◆ **SHORT TASK**:
In the records below, tally every line containing "Cumulative". Report only the total.

Extracted data entries

----

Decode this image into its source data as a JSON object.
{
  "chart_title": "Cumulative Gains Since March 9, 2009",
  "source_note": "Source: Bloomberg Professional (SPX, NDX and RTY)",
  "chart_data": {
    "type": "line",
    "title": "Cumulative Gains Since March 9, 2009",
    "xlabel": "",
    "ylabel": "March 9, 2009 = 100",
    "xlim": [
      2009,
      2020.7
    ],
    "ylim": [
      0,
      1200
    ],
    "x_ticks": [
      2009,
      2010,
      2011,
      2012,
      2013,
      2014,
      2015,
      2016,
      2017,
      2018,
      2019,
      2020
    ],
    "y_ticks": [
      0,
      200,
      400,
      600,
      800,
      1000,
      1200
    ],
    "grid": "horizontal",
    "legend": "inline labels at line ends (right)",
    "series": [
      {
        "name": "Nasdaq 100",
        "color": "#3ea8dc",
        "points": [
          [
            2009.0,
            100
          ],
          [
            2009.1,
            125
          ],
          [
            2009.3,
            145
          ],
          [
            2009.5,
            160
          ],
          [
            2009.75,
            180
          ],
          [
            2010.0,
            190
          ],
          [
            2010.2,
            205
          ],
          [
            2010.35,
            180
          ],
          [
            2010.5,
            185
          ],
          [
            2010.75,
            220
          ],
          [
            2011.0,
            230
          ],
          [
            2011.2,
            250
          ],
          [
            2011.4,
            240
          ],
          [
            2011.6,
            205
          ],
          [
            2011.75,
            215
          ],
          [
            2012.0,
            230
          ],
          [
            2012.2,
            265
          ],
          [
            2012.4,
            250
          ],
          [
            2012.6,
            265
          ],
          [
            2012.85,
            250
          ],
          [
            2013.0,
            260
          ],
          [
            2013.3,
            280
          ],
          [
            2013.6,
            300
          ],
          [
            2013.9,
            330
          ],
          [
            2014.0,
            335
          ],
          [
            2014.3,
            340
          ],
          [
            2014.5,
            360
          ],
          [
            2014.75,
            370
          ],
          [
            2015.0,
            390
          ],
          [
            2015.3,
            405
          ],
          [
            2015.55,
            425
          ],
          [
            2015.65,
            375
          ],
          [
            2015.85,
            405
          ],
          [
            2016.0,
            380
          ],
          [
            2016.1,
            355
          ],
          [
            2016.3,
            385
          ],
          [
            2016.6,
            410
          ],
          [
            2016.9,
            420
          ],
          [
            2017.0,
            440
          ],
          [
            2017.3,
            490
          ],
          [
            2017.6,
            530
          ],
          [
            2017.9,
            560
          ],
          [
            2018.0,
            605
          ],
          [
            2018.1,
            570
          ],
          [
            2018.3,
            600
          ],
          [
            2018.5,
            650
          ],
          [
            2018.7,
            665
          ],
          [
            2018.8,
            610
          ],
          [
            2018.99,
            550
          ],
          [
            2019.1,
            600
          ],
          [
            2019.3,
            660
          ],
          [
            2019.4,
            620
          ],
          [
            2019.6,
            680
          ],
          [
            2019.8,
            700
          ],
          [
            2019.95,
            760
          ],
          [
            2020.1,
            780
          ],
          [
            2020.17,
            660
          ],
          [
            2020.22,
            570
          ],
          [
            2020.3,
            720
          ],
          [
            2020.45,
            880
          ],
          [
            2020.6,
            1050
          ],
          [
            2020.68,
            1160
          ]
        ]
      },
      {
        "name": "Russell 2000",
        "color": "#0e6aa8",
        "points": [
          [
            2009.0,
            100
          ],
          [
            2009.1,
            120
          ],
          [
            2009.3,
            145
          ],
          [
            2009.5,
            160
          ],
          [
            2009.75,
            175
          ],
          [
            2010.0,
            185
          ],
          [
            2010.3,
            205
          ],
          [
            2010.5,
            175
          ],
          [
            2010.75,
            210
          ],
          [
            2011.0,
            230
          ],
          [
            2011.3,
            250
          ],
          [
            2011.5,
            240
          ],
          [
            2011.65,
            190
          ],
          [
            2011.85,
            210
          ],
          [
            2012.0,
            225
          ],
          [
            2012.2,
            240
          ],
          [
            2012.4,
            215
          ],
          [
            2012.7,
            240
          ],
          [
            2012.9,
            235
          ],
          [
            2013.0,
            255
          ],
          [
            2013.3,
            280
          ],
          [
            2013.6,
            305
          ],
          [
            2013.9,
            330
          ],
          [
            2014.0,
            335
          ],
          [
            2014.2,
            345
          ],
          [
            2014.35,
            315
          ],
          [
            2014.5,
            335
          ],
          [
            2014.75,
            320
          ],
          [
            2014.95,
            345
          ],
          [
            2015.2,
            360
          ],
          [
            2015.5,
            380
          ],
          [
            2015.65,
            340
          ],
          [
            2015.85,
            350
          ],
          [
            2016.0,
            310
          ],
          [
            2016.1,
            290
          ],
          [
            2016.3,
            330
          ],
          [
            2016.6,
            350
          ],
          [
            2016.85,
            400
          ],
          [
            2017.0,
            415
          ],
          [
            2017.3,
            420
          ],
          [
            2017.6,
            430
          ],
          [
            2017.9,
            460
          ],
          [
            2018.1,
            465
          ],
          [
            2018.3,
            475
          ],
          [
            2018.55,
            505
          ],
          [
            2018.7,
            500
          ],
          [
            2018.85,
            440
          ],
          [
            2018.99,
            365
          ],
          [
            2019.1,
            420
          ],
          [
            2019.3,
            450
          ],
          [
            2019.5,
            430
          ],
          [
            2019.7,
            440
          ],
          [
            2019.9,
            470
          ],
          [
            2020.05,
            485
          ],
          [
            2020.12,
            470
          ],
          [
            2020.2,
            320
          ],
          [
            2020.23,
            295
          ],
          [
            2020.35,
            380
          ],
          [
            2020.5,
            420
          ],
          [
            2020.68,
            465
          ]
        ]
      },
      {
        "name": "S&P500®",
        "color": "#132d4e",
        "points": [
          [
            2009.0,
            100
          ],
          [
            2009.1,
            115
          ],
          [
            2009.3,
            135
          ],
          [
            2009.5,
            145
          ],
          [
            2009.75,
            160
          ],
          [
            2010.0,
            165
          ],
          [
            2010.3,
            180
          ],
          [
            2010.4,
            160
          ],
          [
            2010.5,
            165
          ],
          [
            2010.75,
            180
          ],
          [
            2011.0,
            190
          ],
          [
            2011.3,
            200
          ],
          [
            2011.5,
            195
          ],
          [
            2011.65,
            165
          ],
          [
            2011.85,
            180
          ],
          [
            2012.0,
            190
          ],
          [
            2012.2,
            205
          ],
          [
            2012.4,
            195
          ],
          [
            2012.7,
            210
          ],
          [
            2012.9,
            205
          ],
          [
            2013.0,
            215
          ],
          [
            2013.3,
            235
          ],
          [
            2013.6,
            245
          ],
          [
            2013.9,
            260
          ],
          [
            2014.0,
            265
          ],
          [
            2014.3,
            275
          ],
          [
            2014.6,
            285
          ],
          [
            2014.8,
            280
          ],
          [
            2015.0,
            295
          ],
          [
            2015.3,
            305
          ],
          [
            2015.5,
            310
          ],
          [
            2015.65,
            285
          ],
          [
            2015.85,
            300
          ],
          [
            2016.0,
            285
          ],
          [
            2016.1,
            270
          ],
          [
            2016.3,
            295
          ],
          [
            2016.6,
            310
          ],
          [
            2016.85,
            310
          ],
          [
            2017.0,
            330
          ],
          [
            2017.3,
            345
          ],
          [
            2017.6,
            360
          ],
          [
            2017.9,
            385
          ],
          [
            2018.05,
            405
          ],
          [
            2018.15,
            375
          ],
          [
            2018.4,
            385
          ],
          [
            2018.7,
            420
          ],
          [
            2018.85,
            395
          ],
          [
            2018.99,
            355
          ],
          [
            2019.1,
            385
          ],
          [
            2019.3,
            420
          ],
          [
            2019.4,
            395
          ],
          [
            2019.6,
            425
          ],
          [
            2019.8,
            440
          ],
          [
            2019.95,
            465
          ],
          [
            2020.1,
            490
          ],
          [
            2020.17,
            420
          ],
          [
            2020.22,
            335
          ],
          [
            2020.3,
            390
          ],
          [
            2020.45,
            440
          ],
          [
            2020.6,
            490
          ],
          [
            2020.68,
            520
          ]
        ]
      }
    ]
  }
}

----

◆ **THE RESULT**:
2